Exercise brief:
Look for "calc" in each line of the entries, and return the matching lines.

--- START Listed records ---

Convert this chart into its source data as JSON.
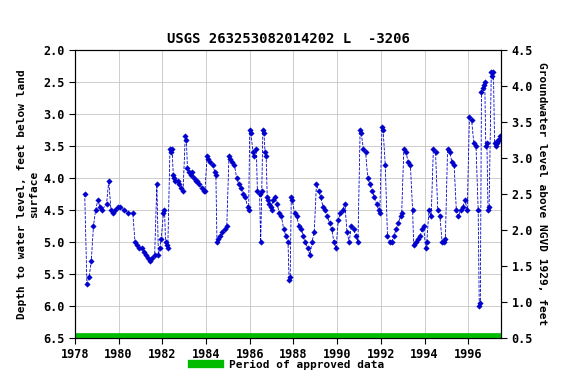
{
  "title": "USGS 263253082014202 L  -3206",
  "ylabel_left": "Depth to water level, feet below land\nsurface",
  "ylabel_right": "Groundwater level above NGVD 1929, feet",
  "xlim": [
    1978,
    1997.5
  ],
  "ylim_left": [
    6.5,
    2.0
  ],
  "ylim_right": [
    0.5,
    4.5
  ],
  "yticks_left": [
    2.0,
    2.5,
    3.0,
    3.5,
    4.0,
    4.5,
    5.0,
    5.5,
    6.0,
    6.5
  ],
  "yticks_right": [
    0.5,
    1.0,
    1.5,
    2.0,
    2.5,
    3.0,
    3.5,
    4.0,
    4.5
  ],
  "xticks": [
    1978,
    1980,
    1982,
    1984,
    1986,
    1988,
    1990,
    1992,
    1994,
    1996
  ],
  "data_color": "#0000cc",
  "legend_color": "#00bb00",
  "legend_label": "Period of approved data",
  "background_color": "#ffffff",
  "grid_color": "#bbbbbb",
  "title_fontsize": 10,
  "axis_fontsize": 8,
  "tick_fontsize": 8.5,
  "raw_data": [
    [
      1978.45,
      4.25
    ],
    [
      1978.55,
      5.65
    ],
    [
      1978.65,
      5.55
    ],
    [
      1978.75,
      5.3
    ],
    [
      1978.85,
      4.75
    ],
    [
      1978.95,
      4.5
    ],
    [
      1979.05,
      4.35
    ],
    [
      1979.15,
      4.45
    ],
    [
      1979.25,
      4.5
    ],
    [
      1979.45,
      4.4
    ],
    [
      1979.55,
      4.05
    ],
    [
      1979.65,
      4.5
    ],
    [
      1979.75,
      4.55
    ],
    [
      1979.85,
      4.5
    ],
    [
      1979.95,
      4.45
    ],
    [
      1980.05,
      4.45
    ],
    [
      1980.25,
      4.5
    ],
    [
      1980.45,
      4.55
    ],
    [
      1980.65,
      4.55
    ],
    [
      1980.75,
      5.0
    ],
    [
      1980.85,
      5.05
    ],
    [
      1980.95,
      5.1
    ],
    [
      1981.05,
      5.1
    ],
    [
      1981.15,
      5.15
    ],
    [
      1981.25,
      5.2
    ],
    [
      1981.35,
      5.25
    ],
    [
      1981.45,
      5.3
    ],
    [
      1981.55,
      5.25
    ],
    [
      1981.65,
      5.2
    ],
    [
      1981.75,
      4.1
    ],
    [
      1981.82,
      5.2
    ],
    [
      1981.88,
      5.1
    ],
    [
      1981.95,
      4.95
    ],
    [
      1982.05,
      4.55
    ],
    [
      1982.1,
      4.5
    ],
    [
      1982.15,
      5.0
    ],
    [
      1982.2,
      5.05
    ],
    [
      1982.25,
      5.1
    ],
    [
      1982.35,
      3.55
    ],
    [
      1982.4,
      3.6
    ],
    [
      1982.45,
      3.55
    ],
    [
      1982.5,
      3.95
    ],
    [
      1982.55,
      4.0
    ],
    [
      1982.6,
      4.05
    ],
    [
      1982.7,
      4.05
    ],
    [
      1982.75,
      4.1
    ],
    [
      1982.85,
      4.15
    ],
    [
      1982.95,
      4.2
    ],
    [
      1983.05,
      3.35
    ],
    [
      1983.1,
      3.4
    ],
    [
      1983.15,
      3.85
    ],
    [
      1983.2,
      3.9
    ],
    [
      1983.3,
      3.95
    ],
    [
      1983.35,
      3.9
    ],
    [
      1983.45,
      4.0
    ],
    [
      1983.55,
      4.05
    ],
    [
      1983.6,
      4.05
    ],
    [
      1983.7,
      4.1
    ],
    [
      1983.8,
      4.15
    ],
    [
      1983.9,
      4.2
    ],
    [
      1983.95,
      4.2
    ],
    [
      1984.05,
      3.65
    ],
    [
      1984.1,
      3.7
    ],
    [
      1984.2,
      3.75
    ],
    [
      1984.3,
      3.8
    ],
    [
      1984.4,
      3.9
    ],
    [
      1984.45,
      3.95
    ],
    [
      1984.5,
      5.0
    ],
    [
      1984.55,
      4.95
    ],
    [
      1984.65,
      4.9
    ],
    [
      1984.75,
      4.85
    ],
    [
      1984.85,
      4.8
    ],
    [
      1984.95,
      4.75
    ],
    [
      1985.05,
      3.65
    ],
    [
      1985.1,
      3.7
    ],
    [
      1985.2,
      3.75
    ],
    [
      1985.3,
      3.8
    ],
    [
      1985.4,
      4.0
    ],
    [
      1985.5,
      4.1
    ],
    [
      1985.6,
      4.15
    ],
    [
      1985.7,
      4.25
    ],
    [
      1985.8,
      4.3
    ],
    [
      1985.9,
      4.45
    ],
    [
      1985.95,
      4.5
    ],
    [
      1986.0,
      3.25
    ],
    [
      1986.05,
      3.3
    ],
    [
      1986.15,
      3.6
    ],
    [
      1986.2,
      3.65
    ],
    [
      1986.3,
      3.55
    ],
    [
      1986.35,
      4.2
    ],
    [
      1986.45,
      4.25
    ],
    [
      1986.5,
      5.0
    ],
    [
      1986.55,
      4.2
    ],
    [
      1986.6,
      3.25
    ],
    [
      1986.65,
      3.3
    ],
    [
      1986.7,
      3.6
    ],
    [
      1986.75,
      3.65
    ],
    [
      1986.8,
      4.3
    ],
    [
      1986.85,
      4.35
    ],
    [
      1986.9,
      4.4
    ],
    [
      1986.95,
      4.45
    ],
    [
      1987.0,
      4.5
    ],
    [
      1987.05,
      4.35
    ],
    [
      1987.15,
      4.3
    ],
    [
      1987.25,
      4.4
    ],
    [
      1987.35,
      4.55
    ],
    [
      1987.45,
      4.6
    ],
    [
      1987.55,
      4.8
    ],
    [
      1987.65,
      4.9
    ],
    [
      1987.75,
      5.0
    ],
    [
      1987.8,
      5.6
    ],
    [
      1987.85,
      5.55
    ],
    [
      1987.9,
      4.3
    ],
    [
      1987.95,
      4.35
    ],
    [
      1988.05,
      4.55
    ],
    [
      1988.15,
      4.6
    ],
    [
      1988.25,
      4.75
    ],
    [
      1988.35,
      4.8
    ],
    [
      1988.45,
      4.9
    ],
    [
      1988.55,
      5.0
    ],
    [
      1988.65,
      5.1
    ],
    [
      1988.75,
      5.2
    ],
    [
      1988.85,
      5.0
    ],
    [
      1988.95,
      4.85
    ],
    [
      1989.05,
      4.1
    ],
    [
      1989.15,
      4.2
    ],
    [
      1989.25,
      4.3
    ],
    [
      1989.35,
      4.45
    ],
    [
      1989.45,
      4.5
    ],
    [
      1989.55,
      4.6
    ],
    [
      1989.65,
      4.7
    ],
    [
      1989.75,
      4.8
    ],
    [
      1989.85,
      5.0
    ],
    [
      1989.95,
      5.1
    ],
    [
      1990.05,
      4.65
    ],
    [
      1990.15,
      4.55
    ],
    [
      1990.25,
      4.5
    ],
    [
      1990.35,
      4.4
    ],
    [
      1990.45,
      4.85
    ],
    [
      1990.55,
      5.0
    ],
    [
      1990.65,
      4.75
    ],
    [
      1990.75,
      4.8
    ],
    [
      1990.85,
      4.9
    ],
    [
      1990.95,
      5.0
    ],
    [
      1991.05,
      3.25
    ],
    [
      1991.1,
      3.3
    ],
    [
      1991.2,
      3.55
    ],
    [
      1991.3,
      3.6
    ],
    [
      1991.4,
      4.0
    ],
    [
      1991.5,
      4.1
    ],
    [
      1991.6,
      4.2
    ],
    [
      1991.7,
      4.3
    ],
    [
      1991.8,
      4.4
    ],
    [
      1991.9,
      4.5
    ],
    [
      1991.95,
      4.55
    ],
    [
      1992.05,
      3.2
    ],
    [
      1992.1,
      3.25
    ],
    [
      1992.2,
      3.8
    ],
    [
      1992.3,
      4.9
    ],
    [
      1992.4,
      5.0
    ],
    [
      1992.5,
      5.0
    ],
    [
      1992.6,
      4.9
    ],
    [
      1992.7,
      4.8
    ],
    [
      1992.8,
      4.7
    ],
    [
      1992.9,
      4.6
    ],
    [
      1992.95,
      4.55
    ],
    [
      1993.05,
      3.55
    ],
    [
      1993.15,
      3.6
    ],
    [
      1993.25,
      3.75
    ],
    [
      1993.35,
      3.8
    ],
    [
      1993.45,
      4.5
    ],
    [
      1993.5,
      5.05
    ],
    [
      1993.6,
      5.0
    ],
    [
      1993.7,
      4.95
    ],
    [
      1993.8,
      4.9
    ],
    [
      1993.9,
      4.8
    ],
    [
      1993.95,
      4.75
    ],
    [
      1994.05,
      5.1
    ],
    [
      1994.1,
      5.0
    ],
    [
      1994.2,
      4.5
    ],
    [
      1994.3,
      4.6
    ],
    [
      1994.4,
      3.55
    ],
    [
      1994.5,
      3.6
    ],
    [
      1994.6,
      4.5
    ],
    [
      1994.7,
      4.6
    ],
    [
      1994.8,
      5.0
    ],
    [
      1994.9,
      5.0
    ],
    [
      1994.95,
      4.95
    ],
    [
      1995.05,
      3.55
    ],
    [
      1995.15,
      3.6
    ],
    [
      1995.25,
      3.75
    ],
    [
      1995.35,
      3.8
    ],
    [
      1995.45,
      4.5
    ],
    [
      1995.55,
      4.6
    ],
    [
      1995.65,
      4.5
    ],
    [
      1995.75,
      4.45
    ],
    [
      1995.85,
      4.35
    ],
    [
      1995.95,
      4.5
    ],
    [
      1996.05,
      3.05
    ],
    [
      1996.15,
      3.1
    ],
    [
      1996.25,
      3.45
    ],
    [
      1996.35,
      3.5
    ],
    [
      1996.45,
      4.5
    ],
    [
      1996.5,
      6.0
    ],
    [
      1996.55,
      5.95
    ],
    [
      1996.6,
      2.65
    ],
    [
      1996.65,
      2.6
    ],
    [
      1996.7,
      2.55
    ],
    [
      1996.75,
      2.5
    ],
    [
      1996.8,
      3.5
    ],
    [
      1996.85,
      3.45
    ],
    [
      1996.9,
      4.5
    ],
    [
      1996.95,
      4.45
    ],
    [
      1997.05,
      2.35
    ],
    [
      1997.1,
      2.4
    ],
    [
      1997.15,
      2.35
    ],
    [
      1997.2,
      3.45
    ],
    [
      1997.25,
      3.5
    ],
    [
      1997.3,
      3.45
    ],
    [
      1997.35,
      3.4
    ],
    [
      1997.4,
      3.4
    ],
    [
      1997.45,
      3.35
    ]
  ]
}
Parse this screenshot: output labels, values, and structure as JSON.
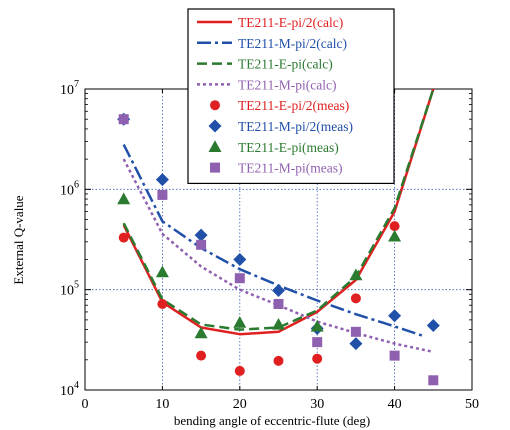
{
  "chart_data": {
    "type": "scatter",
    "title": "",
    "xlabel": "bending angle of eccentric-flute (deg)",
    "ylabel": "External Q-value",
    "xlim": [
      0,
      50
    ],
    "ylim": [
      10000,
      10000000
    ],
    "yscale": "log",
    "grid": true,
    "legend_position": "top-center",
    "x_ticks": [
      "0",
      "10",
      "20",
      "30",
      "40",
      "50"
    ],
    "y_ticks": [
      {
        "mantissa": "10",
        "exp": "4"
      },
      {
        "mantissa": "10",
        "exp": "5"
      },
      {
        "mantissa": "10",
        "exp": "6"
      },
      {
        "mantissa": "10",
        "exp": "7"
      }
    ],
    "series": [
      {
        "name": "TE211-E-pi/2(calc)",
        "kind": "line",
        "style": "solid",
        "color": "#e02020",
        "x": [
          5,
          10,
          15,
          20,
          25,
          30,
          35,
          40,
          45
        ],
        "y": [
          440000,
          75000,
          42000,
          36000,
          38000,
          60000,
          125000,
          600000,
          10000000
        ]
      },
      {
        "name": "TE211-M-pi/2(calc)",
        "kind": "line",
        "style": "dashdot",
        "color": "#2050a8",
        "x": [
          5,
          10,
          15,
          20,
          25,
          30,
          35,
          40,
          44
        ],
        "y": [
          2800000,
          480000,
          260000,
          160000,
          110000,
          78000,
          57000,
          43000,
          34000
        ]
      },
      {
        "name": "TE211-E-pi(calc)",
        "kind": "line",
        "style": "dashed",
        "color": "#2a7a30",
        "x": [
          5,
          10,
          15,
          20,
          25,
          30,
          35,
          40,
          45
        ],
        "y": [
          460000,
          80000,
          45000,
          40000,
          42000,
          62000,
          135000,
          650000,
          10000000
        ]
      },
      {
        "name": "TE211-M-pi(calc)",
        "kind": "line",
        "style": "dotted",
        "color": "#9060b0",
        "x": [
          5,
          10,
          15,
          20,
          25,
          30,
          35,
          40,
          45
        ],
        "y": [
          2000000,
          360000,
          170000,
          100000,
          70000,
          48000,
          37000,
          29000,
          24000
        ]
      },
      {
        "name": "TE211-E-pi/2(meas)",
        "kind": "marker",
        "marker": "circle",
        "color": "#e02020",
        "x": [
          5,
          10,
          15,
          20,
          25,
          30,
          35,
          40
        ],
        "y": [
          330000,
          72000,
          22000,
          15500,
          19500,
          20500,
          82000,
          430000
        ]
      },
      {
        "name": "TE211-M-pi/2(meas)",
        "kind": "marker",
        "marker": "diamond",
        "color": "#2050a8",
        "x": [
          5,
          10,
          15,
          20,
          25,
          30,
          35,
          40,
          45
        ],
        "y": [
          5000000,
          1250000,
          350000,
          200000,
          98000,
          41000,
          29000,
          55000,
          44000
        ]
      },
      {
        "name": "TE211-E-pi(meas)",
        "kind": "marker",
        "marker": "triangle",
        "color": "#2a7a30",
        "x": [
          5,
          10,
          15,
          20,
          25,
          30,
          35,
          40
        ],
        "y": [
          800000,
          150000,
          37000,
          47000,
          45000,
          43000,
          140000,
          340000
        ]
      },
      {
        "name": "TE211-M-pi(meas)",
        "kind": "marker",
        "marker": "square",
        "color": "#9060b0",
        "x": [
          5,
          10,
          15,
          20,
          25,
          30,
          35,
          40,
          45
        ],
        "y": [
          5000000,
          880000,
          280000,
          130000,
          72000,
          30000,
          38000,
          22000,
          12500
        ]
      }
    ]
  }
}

--- END Listed records ---

Output for this exercise:
        "name": "TE211-E-pi/2(calc)",
        "name": "TE211-M-pi/2(calc)",
        "name": "TE211-E-pi(calc)",
        "name": "TE211-M-pi(calc)",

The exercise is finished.